■ Consignes de travail: D'après le texte sur les dépenses de la Premier League, depuis combien d'années le Dr Rob Wilson exerce-t-il son métier ?

Les dépenses de la Premier League : existe-t-il une bulle et va-t-elle éclater ?
On a l'impression que c'est une tendance sans fin. L'élite anglaise peut se permettre de lâcher des dizaines de millions de livres sur des joueurs afin de rester compétitive au niveau national.
À tel point que même les clubs du bas du tableau ont volontiers investi des sommes gigantesques pour tenter d'éviter la descente, ce qui a conduit les dirigeants d'autres grands championnats européens à déplorer le pouvoir d'achat de la Premier League.
Les vastes sommes d'argent, les chiffres gonflés et les énormes quantités de richesses privées n'ont rien de nouveau dans le football anglais. Les supporters se sont habitués - voire engourdis - aux chiffres astronomiques cités dans la presse et repris dans les bilans annuels.
Depuis l'époque des oligarques russes et des investisseurs privés, jusqu'aux groupes soutenus par des célébrités et aux propriétés de l'État, le tsunami d'argent qui afflue du monde entier vers la Premier League semble sans fin. Mais les questions demeurent : comment en sommes-nous arrivés là et où cela va-t-il s'arrêter ?
"La bulle ne cesse de grossir"
"Je fais ce métier depuis 15 ans et on me demande chaque année "quand est-ce que la bulle va éclater ?"", nous dit le Dr Rob Wilson, expert en finances du football à l'université de Sheffield Hallam.
"Naïvement, lorsque j'ai commencé, j'ai dit que ce serait bientôt, car on ne peut plus justifier ces pertes pendant très longtemps. Mais ce que nous avons vu, c'est que la bulle continue de grossir. C'est ce dont nous avons aussi été témoins avec la Super League européenne".

■ Extrait de données:
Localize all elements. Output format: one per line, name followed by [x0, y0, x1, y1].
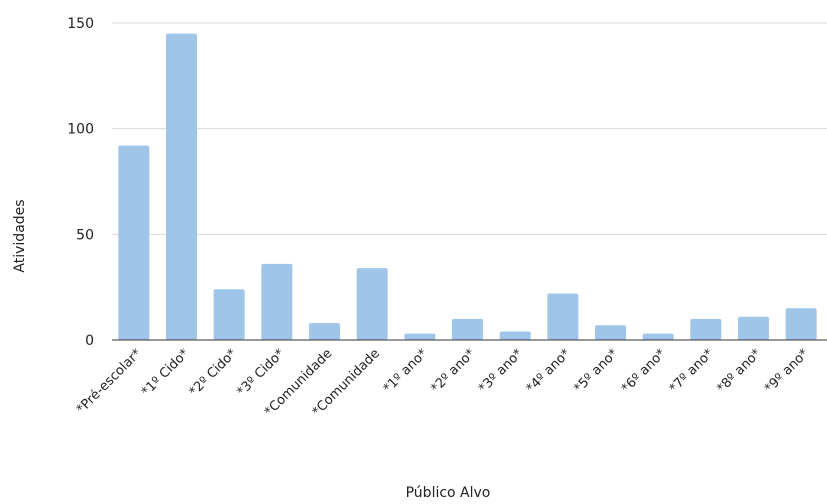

■ Corrigé: Depuis 15 ans.